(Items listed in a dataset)
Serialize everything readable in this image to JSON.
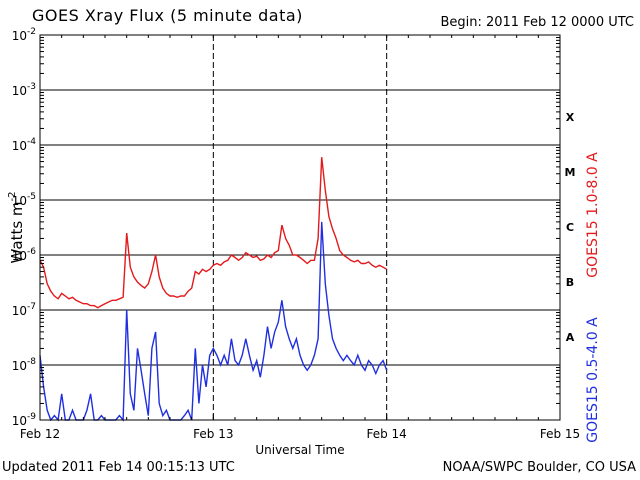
{
  "header": {
    "title": "GOES Xray Flux (5 minute data)",
    "begin": "Begin:  2011 Feb 12 0000 UTC"
  },
  "footer": {
    "updated": "Updated 2011 Feb 14 00:15:13 UTC",
    "credit": "NOAA/SWPC Boulder, CO USA"
  },
  "chart_data": {
    "type": "line",
    "title": "GOES Xray Flux (5 minute data)",
    "xlabel": "Universal Time",
    "ylabel": "Watts m-2",
    "yscale": "log",
    "ylim": [
      1e-09,
      0.01
    ],
    "xlim": [
      0,
      72
    ],
    "x_unit": "hours since 2011 Feb 12 0000 UTC",
    "yticks": [
      "10-9",
      "10-8",
      "10-7",
      "10-6",
      "10-5",
      "10-4",
      "10-3",
      "10-2"
    ],
    "xticks": [
      {
        "x": 0,
        "label": "Feb 12"
      },
      {
        "x": 24,
        "label": "Feb 13"
      },
      {
        "x": 48,
        "label": "Feb 14"
      },
      {
        "x": 72,
        "label": "Feb 15"
      }
    ],
    "flare_classes": [
      {
        "label": "X",
        "y": 0.00032
      },
      {
        "label": "M",
        "y": 3.2e-05
      },
      {
        "label": "C",
        "y": 3.2e-06
      },
      {
        "label": "B",
        "y": 3.2e-07
      },
      {
        "label": "A",
        "y": 3.2e-08
      }
    ],
    "grid": true,
    "series": [
      {
        "name": "GOES15 1.0-8.0 A",
        "color": "#e31a1c",
        "x": [
          0,
          0.5,
          1,
          1.5,
          2,
          2.5,
          3,
          3.5,
          4,
          4.5,
          5,
          5.5,
          6,
          6.5,
          7,
          7.5,
          8,
          8.5,
          9,
          9.5,
          10,
          10.5,
          11,
          11.5,
          12,
          12.5,
          13,
          13.5,
          14,
          14.5,
          15,
          15.5,
          16,
          16.5,
          17,
          17.5,
          18,
          18.5,
          19,
          19.5,
          20,
          20.5,
          21,
          21.5,
          22,
          22.5,
          23,
          23.5,
          24,
          24.5,
          25,
          25.5,
          26,
          26.5,
          27,
          27.5,
          28,
          28.5,
          29,
          29.5,
          30,
          30.5,
          31,
          31.5,
          32,
          32.5,
          33,
          33.5,
          34,
          34.5,
          35,
          35.5,
          36,
          36.5,
          37,
          37.5,
          38,
          38.5,
          39,
          39.5,
          40,
          40.5,
          41,
          41.5,
          42,
          42.5,
          43,
          43.5,
          44,
          44.5,
          45,
          45.5,
          46,
          46.5,
          47,
          47.5,
          48
        ],
        "y": [
          8e-07,
          6e-07,
          3e-07,
          2.2e-07,
          1.8e-07,
          1.6e-07,
          2e-07,
          1.8e-07,
          1.6e-07,
          1.7e-07,
          1.5e-07,
          1.4e-07,
          1.3e-07,
          1.3e-07,
          1.2e-07,
          1.2e-07,
          1.1e-07,
          1.2e-07,
          1.3e-07,
          1.4e-07,
          1.5e-07,
          1.5e-07,
          1.6e-07,
          1.7e-07,
          2.5e-06,
          6e-07,
          4e-07,
          3.2e-07,
          2.8e-07,
          2.5e-07,
          3e-07,
          5e-07,
          1e-06,
          4e-07,
          2.5e-07,
          2e-07,
          1.8e-07,
          1.8e-07,
          1.7e-07,
          1.8e-07,
          1.8e-07,
          2.2e-07,
          2.5e-07,
          5e-07,
          4.5e-07,
          5.5e-07,
          5e-07,
          5.5e-07,
          6.5e-07,
          7e-07,
          6.5e-07,
          7.5e-07,
          8e-07,
          1e-06,
          9e-07,
          8e-07,
          9e-07,
          1.1e-06,
          1e-06,
          9e-07,
          9.5e-07,
          8e-07,
          8.5e-07,
          1e-06,
          9e-07,
          1.1e-06,
          1.2e-06,
          3.5e-06,
          2e-06,
          1.5e-06,
          1e-06,
          1e-06,
          9e-07,
          8e-07,
          7e-07,
          8e-07,
          8e-07,
          2e-06,
          6e-05,
          1.5e-05,
          5e-06,
          3e-06,
          2e-06,
          1.2e-06,
          1e-06,
          9e-07,
          8e-07,
          7.5e-07,
          8e-07,
          7e-07,
          7e-07,
          7.5e-07,
          6.5e-07,
          6e-07,
          6.5e-07,
          6e-07,
          5.5e-07
        ]
      },
      {
        "name": "GOES15 0.5-4.0 A",
        "color": "#1f2fe0",
        "x": [
          0,
          0.5,
          1,
          1.5,
          2,
          2.5,
          3,
          3.5,
          4,
          4.5,
          5,
          5.5,
          6,
          6.5,
          7,
          7.5,
          8,
          8.5,
          9,
          9.5,
          10,
          10.5,
          11,
          11.5,
          12,
          12.5,
          13,
          13.5,
          14,
          14.5,
          15,
          15.5,
          16,
          16.5,
          17,
          17.5,
          18,
          18.5,
          19,
          19.5,
          20,
          20.5,
          21,
          21.5,
          22,
          22.5,
          23,
          23.5,
          24,
          24.5,
          25,
          25.5,
          26,
          26.5,
          27,
          27.5,
          28,
          28.5,
          29,
          29.5,
          30,
          30.5,
          31,
          31.5,
          32,
          32.5,
          33,
          33.5,
          34,
          34.5,
          35,
          35.5,
          36,
          36.5,
          37,
          37.5,
          38,
          38.5,
          39,
          39.5,
          40,
          40.5,
          41,
          41.5,
          42,
          42.5,
          43,
          43.5,
          44,
          44.5,
          45,
          45.5,
          46,
          46.5,
          47,
          47.5,
          48
        ],
        "y": [
          1.5e-08,
          4e-09,
          1.5e-09,
          1e-09,
          1.2e-09,
          1e-09,
          3e-09,
          1e-09,
          1e-09,
          1.5e-09,
          1e-09,
          1e-09,
          1e-09,
          1.5e-09,
          3e-09,
          1e-09,
          1e-09,
          1.2e-09,
          1e-09,
          1e-09,
          1e-09,
          1e-09,
          1.2e-09,
          1e-09,
          1e-07,
          3e-09,
          1.5e-09,
          2e-08,
          8e-09,
          3e-09,
          1.2e-09,
          2e-08,
          4e-08,
          2e-09,
          1.2e-09,
          1.5e-09,
          1e-09,
          1e-09,
          1e-09,
          1e-09,
          1.2e-09,
          1.5e-09,
          1e-09,
          2e-08,
          2e-09,
          1e-08,
          4e-09,
          1.5e-08,
          2e-08,
          1.5e-08,
          1e-08,
          1.5e-08,
          1e-08,
          3e-08,
          1.2e-08,
          1e-08,
          1.5e-08,
          3e-08,
          1.5e-08,
          8e-09,
          1.2e-08,
          6e-09,
          1.5e-08,
          5e-08,
          2e-08,
          4e-08,
          6e-08,
          1.5e-07,
          5e-08,
          3e-08,
          2e-08,
          3e-08,
          1.5e-08,
          1e-08,
          8e-09,
          1e-08,
          1.5e-08,
          3e-08,
          4e-06,
          3e-07,
          8e-08,
          3e-08,
          2e-08,
          1.5e-08,
          1.2e-08,
          1.5e-08,
          1.2e-08,
          1e-08,
          1.5e-08,
          1e-08,
          8e-09,
          1.2e-08,
          1e-08,
          7e-09,
          1e-08,
          1.2e-08,
          8e-09
        ]
      }
    ]
  }
}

## Instructions for the task
Every record gets retyped exactly; no picture goes into the copy.

## Problem solution
Serialize everything readable in this image to JSON.
{
  "header": {
    "title": "GOES Xray Flux (5 minute data)",
    "begin": "Begin:  2011 Feb 12 0000 UTC"
  },
  "footer": {
    "updated": "Updated 2011 Feb 14 00:15:13 UTC",
    "credit": "NOAA/SWPC Boulder, CO USA"
  },
  "chart_data": {
    "type": "line",
    "title": "GOES Xray Flux (5 minute data)",
    "xlabel": "Universal Time",
    "ylabel": "Watts m-2",
    "yscale": "log",
    "ylim": [
      1e-09,
      0.01
    ],
    "xlim": [
      0,
      72
    ],
    "x_unit": "hours since 2011 Feb 12 0000 UTC",
    "yticks": [
      "10-9",
      "10-8",
      "10-7",
      "10-6",
      "10-5",
      "10-4",
      "10-3",
      "10-2"
    ],
    "xticks": [
      {
        "x": 0,
        "label": "Feb 12"
      },
      {
        "x": 24,
        "label": "Feb 13"
      },
      {
        "x": 48,
        "label": "Feb 14"
      },
      {
        "x": 72,
        "label": "Feb 15"
      }
    ],
    "flare_classes": [
      {
        "label": "X",
        "y": 0.00032
      },
      {
        "label": "M",
        "y": 3.2e-05
      },
      {
        "label": "C",
        "y": 3.2e-06
      },
      {
        "label": "B",
        "y": 3.2e-07
      },
      {
        "label": "A",
        "y": 3.2e-08
      }
    ],
    "grid": true,
    "series": [
      {
        "name": "GOES15 1.0-8.0 A",
        "color": "#e31a1c",
        "x": [
          0,
          0.5,
          1,
          1.5,
          2,
          2.5,
          3,
          3.5,
          4,
          4.5,
          5,
          5.5,
          6,
          6.5,
          7,
          7.5,
          8,
          8.5,
          9,
          9.5,
          10,
          10.5,
          11,
          11.5,
          12,
          12.5,
          13,
          13.5,
          14,
          14.5,
          15,
          15.5,
          16,
          16.5,
          17,
          17.5,
          18,
          18.5,
          19,
          19.5,
          20,
          20.5,
          21,
          21.5,
          22,
          22.5,
          23,
          23.5,
          24,
          24.5,
          25,
          25.5,
          26,
          26.5,
          27,
          27.5,
          28,
          28.5,
          29,
          29.5,
          30,
          30.5,
          31,
          31.5,
          32,
          32.5,
          33,
          33.5,
          34,
          34.5,
          35,
          35.5,
          36,
          36.5,
          37,
          37.5,
          38,
          38.5,
          39,
          39.5,
          40,
          40.5,
          41,
          41.5,
          42,
          42.5,
          43,
          43.5,
          44,
          44.5,
          45,
          45.5,
          46,
          46.5,
          47,
          47.5,
          48
        ],
        "y": [
          8e-07,
          6e-07,
          3e-07,
          2.2e-07,
          1.8e-07,
          1.6e-07,
          2e-07,
          1.8e-07,
          1.6e-07,
          1.7e-07,
          1.5e-07,
          1.4e-07,
          1.3e-07,
          1.3e-07,
          1.2e-07,
          1.2e-07,
          1.1e-07,
          1.2e-07,
          1.3e-07,
          1.4e-07,
          1.5e-07,
          1.5e-07,
          1.6e-07,
          1.7e-07,
          2.5e-06,
          6e-07,
          4e-07,
          3.2e-07,
          2.8e-07,
          2.5e-07,
          3e-07,
          5e-07,
          1e-06,
          4e-07,
          2.5e-07,
          2e-07,
          1.8e-07,
          1.8e-07,
          1.7e-07,
          1.8e-07,
          1.8e-07,
          2.2e-07,
          2.5e-07,
          5e-07,
          4.5e-07,
          5.5e-07,
          5e-07,
          5.5e-07,
          6.5e-07,
          7e-07,
          6.5e-07,
          7.5e-07,
          8e-07,
          1e-06,
          9e-07,
          8e-07,
          9e-07,
          1.1e-06,
          1e-06,
          9e-07,
          9.5e-07,
          8e-07,
          8.5e-07,
          1e-06,
          9e-07,
          1.1e-06,
          1.2e-06,
          3.5e-06,
          2e-06,
          1.5e-06,
          1e-06,
          1e-06,
          9e-07,
          8e-07,
          7e-07,
          8e-07,
          8e-07,
          2e-06,
          6e-05,
          1.5e-05,
          5e-06,
          3e-06,
          2e-06,
          1.2e-06,
          1e-06,
          9e-07,
          8e-07,
          7.5e-07,
          8e-07,
          7e-07,
          7e-07,
          7.5e-07,
          6.5e-07,
          6e-07,
          6.5e-07,
          6e-07,
          5.5e-07
        ]
      },
      {
        "name": "GOES15 0.5-4.0 A",
        "color": "#1f2fe0",
        "x": [
          0,
          0.5,
          1,
          1.5,
          2,
          2.5,
          3,
          3.5,
          4,
          4.5,
          5,
          5.5,
          6,
          6.5,
          7,
          7.5,
          8,
          8.5,
          9,
          9.5,
          10,
          10.5,
          11,
          11.5,
          12,
          12.5,
          13,
          13.5,
          14,
          14.5,
          15,
          15.5,
          16,
          16.5,
          17,
          17.5,
          18,
          18.5,
          19,
          19.5,
          20,
          20.5,
          21,
          21.5,
          22,
          22.5,
          23,
          23.5,
          24,
          24.5,
          25,
          25.5,
          26,
          26.5,
          27,
          27.5,
          28,
          28.5,
          29,
          29.5,
          30,
          30.5,
          31,
          31.5,
          32,
          32.5,
          33,
          33.5,
          34,
          34.5,
          35,
          35.5,
          36,
          36.5,
          37,
          37.5,
          38,
          38.5,
          39,
          39.5,
          40,
          40.5,
          41,
          41.5,
          42,
          42.5,
          43,
          43.5,
          44,
          44.5,
          45,
          45.5,
          46,
          46.5,
          47,
          47.5,
          48
        ],
        "y": [
          1.5e-08,
          4e-09,
          1.5e-09,
          1e-09,
          1.2e-09,
          1e-09,
          3e-09,
          1e-09,
          1e-09,
          1.5e-09,
          1e-09,
          1e-09,
          1e-09,
          1.5e-09,
          3e-09,
          1e-09,
          1e-09,
          1.2e-09,
          1e-09,
          1e-09,
          1e-09,
          1e-09,
          1.2e-09,
          1e-09,
          1e-07,
          3e-09,
          1.5e-09,
          2e-08,
          8e-09,
          3e-09,
          1.2e-09,
          2e-08,
          4e-08,
          2e-09,
          1.2e-09,
          1.5e-09,
          1e-09,
          1e-09,
          1e-09,
          1e-09,
          1.2e-09,
          1.5e-09,
          1e-09,
          2e-08,
          2e-09,
          1e-08,
          4e-09,
          1.5e-08,
          2e-08,
          1.5e-08,
          1e-08,
          1.5e-08,
          1e-08,
          3e-08,
          1.2e-08,
          1e-08,
          1.5e-08,
          3e-08,
          1.5e-08,
          8e-09,
          1.2e-08,
          6e-09,
          1.5e-08,
          5e-08,
          2e-08,
          4e-08,
          6e-08,
          1.5e-07,
          5e-08,
          3e-08,
          2e-08,
          3e-08,
          1.5e-08,
          1e-08,
          8e-09,
          1e-08,
          1.5e-08,
          3e-08,
          4e-06,
          3e-07,
          8e-08,
          3e-08,
          2e-08,
          1.5e-08,
          1.2e-08,
          1.5e-08,
          1.2e-08,
          1e-08,
          1.5e-08,
          1e-08,
          8e-09,
          1.2e-08,
          1e-08,
          7e-09,
          1e-08,
          1.2e-08,
          8e-09
        ]
      }
    ]
  }
}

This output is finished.